> **JOB**:
Output all entries verbatim. Skip pictures.

──────── SOURCE DATA ────────

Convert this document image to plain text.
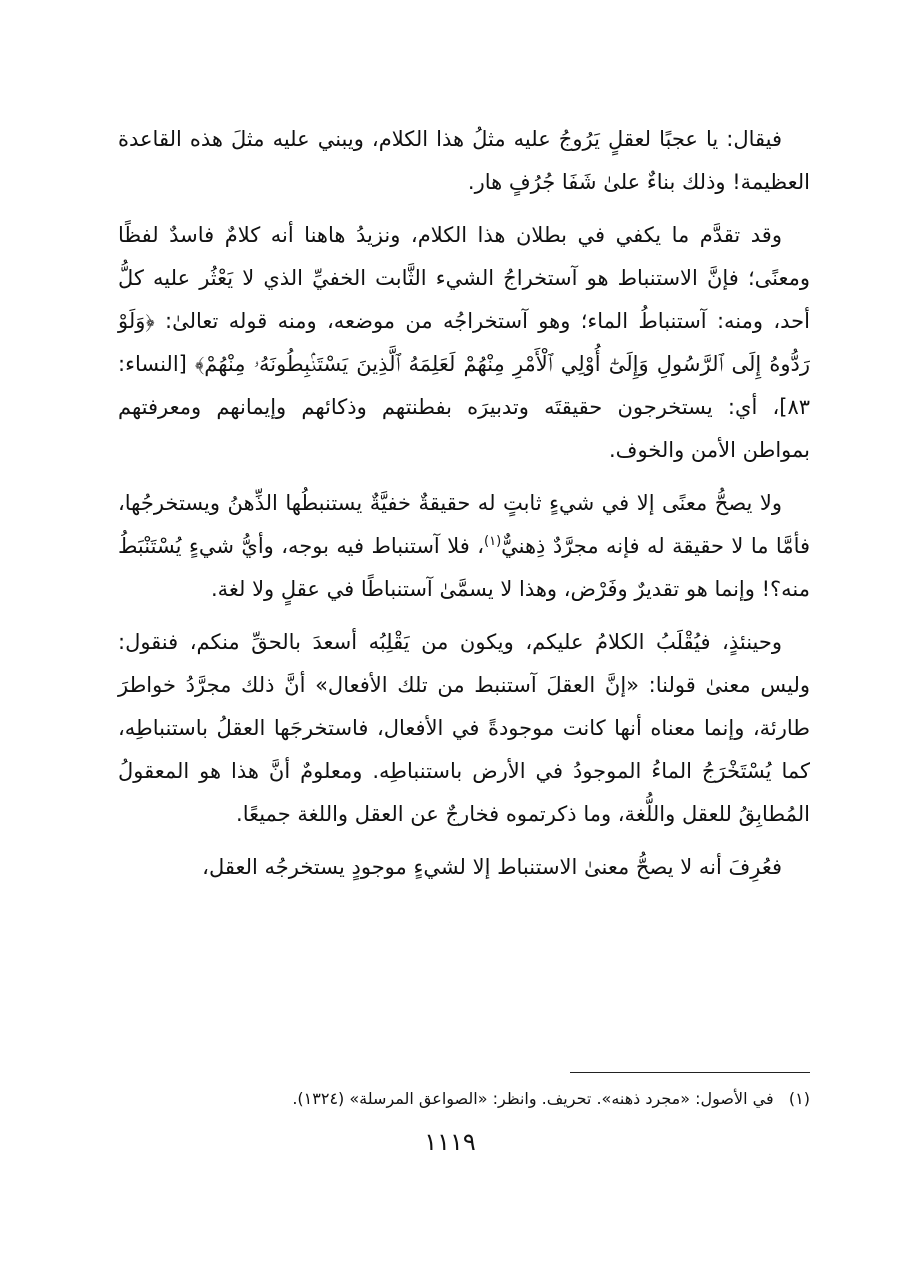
فيقال: يا عجبًا لعقلٍ يَرُوجُ عليه مثلُ هذا الكلام، ويبني عليه مثلَ هذه القاعدة العظيمة! وذلك بناءٌ علىٰ شَفَا جُرُفٍ هار.

وقد تقدَّم ما يكفي في بطلان هذا الكلام، ونزيدُ هاهنا أنه كلامٌ فاسدٌ لفظًا ومعنًى؛ فإنَّ الاستنباط هو آستخراجُ الشيء الثَّابت الخفيِّ الذي لا يَعْثُر عليه كلُّ أحد، ومنه: آستنباطُ الماء؛ وهو آستخراجُه من موضعه، ومنه قوله تعالىٰ: ﴿وَلَوْ رَدُّوهُ إِلَى ٱلرَّسُولِ وَإِلَىٰٓ أُوْلِي ٱلْأَمْرِ مِنْهُمْ لَعَلِمَهُ ٱلَّذِينَ يَسْتَنۢبِطُونَهُۥ مِنْهُمْ﴾ [النساء: ٨٣]، أي: يستخرجون حقيقتَه وتدبيرَه بفطنتهم وذكائهم وإيمانهم ومعرفتهم بمواطن الأمن والخوف.

ولا يصحُّ معنًى إلا في شيءٍ ثابتٍ له حقيقةٌ خفيَّةٌ يستنبطُها الذِّهنُ ويستخرجُها، فأمَّا ما لا حقيقة له فإنه مجرَّدٌ ذِهنيٌّ$^{(١)}$، فلا آستنباط فيه بوجه، وأيُّ شيءٍ يُسْتَنْبَطُ منه؟! وإنما هو تقديرٌ وفَرْض، وهذا لا يسمَّىٰ آستنباطًا في عقلٍ ولا لغة.

وحينئذٍ، فيُقْلَبُ الكلامُ عليكم، ويكون من يَقْلِبُه أسعدَ بالحقِّ منكم، فنقول: وليس معنىٰ قولنا: «إنَّ العقلَ آستنبط من تلك الأفعال» أنَّ ذلك مجرَّدُ خواطرَ طارئة، وإنما معناه أنها كانت موجودةً في الأفعال، فاستخرجَها العقلُ باستنباطِه، كما يُسْتَخْرَجُ الماءُ الموجودُ في الأرض باستنباطِه. ومعلومٌ أنَّ هذا هو المعقولُ المُطابِقُ للعقل واللُّغة، وما ذكرتموه فخارجٌ عن العقل واللغة جميعًا.

فعُرِفَ أنه لا يصحُّ معنىٰ الاستنباط إلا لشيءٍ موجودٍ يستخرجُه العقل،

(١)   في الأصول: «مجرد ذهنه». تحريف. وانظر: «الصواعق المرسلة» (١٣٢٤).
١١١٩
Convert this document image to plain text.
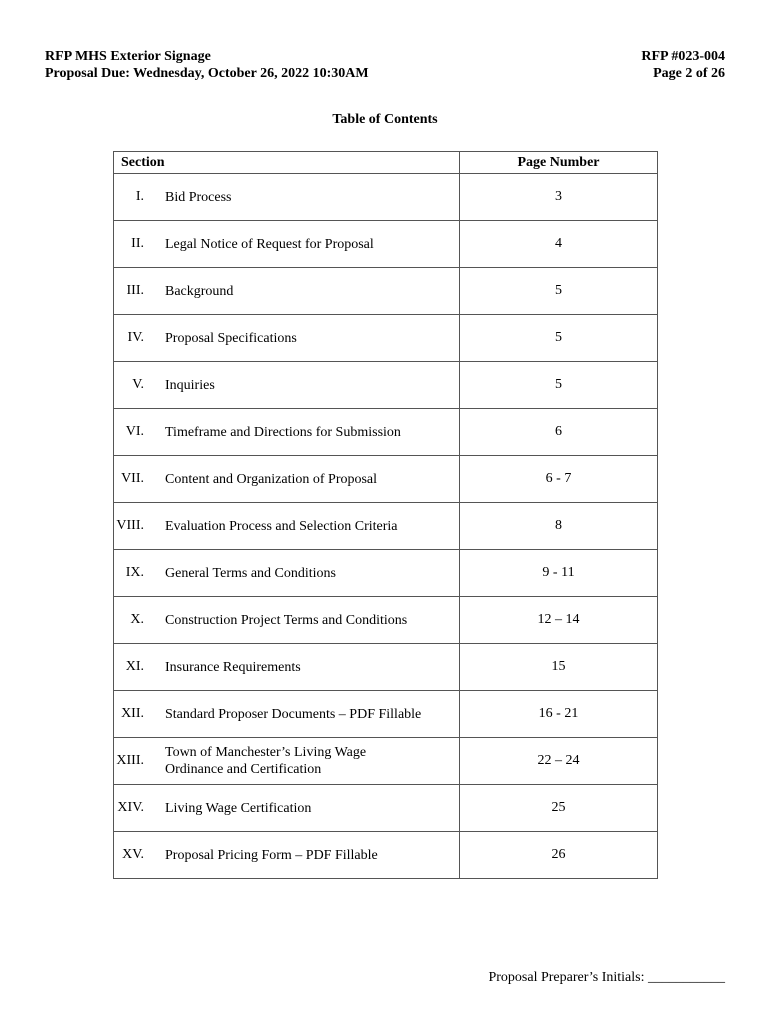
RFP MHS Exterior Signage
Proposal Due: Wednesday, October 26, 2022 10:30AM
RFP #023-004
Page 2 of 26
Table of Contents
Section	Page Number

I. Bid Process	3

II. Legal Notice of Request for Proposal	4

III. Background	5

IV. Proposal Specifications	5

V. Inquiries	5

VI. Timeframe and Directions for Submission	6

VII. Content and Organization of Proposal	6 - 7

VIII. Evaluation Process and Selection Criteria	8

IX. General Terms and Conditions	9 - 11

X. Construction Project Terms and Conditions	12 – 14

XI. Insurance Requirements	15

XII. Standard Proposer Documents – PDF Fillable	16 - 21

XIII.
Town of Manchester’s Living Wage Ordinance and Certification	22 – 24

XIV. Living Wage Certification	25

XV. Proposal Pricing Form – PDF Fillable	26
Proposal Preparer’s Initials: ___________
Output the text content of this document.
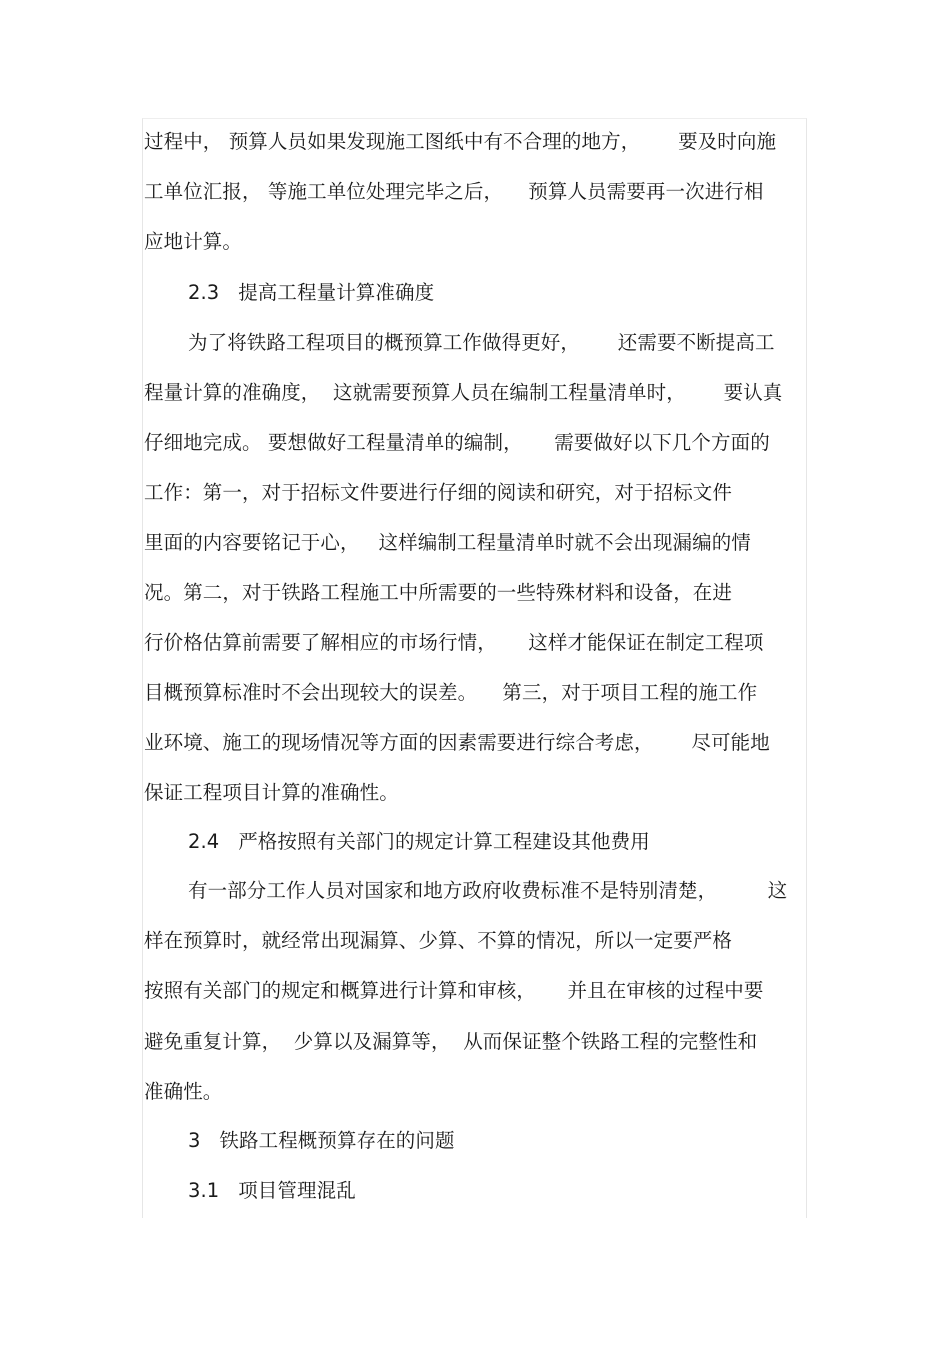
过程中， 预算人员如果发现施工图纸中有不合理的地方，      要及时向施
工单位汇报， 等施工单位处理完毕之后，    预算人员需要再一次进行相
应地计算。
2.3   提高工程量计算准确度
为了将铁路工程项目的概预算工作做得更好，      还需要不断提高工
程量计算的准确度，  这就需要预算人员在编制工程量清单时，      要认真
仔细地完成。 要想做好工程量清单的编制，     需要做好以下几个方面的
工作：第一，对于招标文件要进行仔细的阅读和研究，对于招标文件
里面的内容要铭记于心，   这样编制工程量清单时就不会出现漏编的情
况。第二，对于铁路工程施工中所需要的一些特殊材料和设备，在进
行价格估算前需要了解相应的市场行情，     这样才能保证在制定工程项
目概预算标准时不会出现较大的误差。    第三，对于项目工程的施工作
业环境、施工的现场情况等方面的因素需要进行综合考虑，      尽可能地
保证工程项目计算的准确性。
2.4   严格按照有关部门的规定计算工程建设其他费用
有一部分工作人员对国家和地方政府收费标准不是特别清楚，        这
样在预算时，就经常出现漏算、少算、不算的情况，所以一定要严格
按照有关部门的规定和概算进行计算和审核，     并且在审核的过程中要
避免重复计算，  少算以及漏算等，  从而保证整个铁路工程的完整性和
准确性。
3   铁路工程概预算存在的问题
3.1   项目管理混乱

────────

> **FINISHED EXERCISE**:
Convert this document image to plain text.
فيقال: يا عجبًا لعقلٍ يَرُوجُ عليه مثلُ هذا الكلام، ويبني عليه مثلَ هذه القاعدة العظيمة! وذلك بناءٌ علىٰ شَفَا جُرُفٍ هار.

وقد تقدَّم ما يكفي في بطلان هذا الكلام، ونزيدُ هاهنا أنه كلامٌ فاسدٌ لفظًا ومعنًى؛ فإنَّ الاستنباط هو آستخراجُ الشيء الثَّابت الخفيِّ الذي لا يَعْثُر عليه كلُّ أحد، ومنه: آستنباطُ الماء؛ وهو آستخراجُه من موضعه، ومنه قوله تعالىٰ: ﴿وَلَوْ رَدُّوهُ إِلَى ٱلرَّسُولِ وَإِلَىٰٓ أُوْلِي ٱلْأَمْرِ مِنْهُمْ لَعَلِمَهُ ٱلَّذِينَ يَسْتَنۢبِطُونَهُۥ مِنْهُمْ﴾ [النساء: ٨٣]، أي: يستخرجون حقيقتَه وتدبيرَه بفطنتهم وذكائهم وإيمانهم ومعرفتهم بمواطن الأمن والخوف.

ولا يصحُّ معنًى إلا في شيءٍ ثابتٍ له حقيقةٌ خفيَّةٌ يستنبطُها الذِّهنُ ويستخرجُها، فأمَّا ما لا حقيقة له فإنه مجرَّدٌ ذِهنيٌّ$^{(١)}$، فلا آستنباط فيه بوجه، وأيُّ شيءٍ يُسْتَنْبَطُ منه؟! وإنما هو تقديرٌ وفَرْض، وهذا لا يسمَّىٰ آستنباطًا في عقلٍ ولا لغة.

وحينئذٍ، فيُقْلَبُ الكلامُ عليكم، ويكون من يَقْلِبُه أسعدَ بالحقِّ منكم، فنقول: وليس معنىٰ قولنا: «إنَّ العقلَ آستنبط من تلك الأفعال» أنَّ ذلك مجرَّدُ خواطرَ طارئة، وإنما معناه أنها كانت موجودةً في الأفعال، فاستخرجَها العقلُ باستنباطِه، كما يُسْتَخْرَجُ الماءُ الموجودُ في الأرض باستنباطِه. ومعلومٌ أنَّ هذا هو المعقولُ المُطابِقُ للعقل واللُّغة، وما ذكرتموه فخارجٌ عن العقل واللغة جميعًا.

فعُرِفَ أنه لا يصحُّ معنىٰ الاستنباط إلا لشيءٍ موجودٍ يستخرجُه العقل،

(١)   في الأصول: «مجرد ذهنه». تحريف. وانظر: «الصواعق المرسلة» (١٣٢٤).
١١١٩
Convert this document image to plain text.
RFP MHS Exterior Signage
Proposal Due: Wednesday, October 26, 2022 10:30AM
RFP #023-004
Page 2 of 26
Table of Contents
Section	Page Number

I. Bid Process	3

II. Legal Notice of Request for Proposal	4

III. Background	5

IV. Proposal Specifications	5

V. Inquiries	5

VI. Timeframe and Directions for Submission	6

VII. Content and Organization of Proposal	6 - 7

VIII. Evaluation Process and Selection Criteria	8

IX. General Terms and Conditions	9 - 11

X. Construction Project Terms and Conditions	12 – 14

XI. Insurance Requirements	15

XII. Standard Proposer Documents – PDF Fillable	16 - 21

XIII.
Town of Manchester’s Living Wage Ordinance and Certification	22 – 24

XIV. Living Wage Certification	25

XV. Proposal Pricing Form – PDF Fillable	26
Proposal Preparer’s Initials: ___________
Output the text content of this document.
过程中， 预算人员如果发现施工图纸中有不合理的地方，      要及时向施
工单位汇报， 等施工单位处理完毕之后，    预算人员需要再一次进行相
应地计算。
2.3   提高工程量计算准确度
为了将铁路工程项目的概预算工作做得更好，      还需要不断提高工
程量计算的准确度，  这就需要预算人员在编制工程量清单时，      要认真
仔细地完成。 要想做好工程量清单的编制，     需要做好以下几个方面的
工作：第一，对于招标文件要进行仔细的阅读和研究，对于招标文件
里面的内容要铭记于心，   这样编制工程量清单时就不会出现漏编的情
况。第二，对于铁路工程施工中所需要的一些特殊材料和设备，在进
行价格估算前需要了解相应的市场行情，     这样才能保证在制定工程项
目概预算标准时不会出现较大的误差。    第三，对于项目工程的施工作
业环境、施工的现场情况等方面的因素需要进行综合考虑，      尽可能地
保证工程项目计算的准确性。
2.4   严格按照有关部门的规定计算工程建设其他费用
有一部分工作人员对国家和地方政府收费标准不是特别清楚，        这
样在预算时，就经常出现漏算、少算、不算的情况，所以一定要严格
按照有关部门的规定和概算进行计算和审核，     并且在审核的过程中要
避免重复计算，  少算以及漏算等，  从而保证整个铁路工程的完整性和
准确性。
3   铁路工程概预算存在的问题
3.1   项目管理混乱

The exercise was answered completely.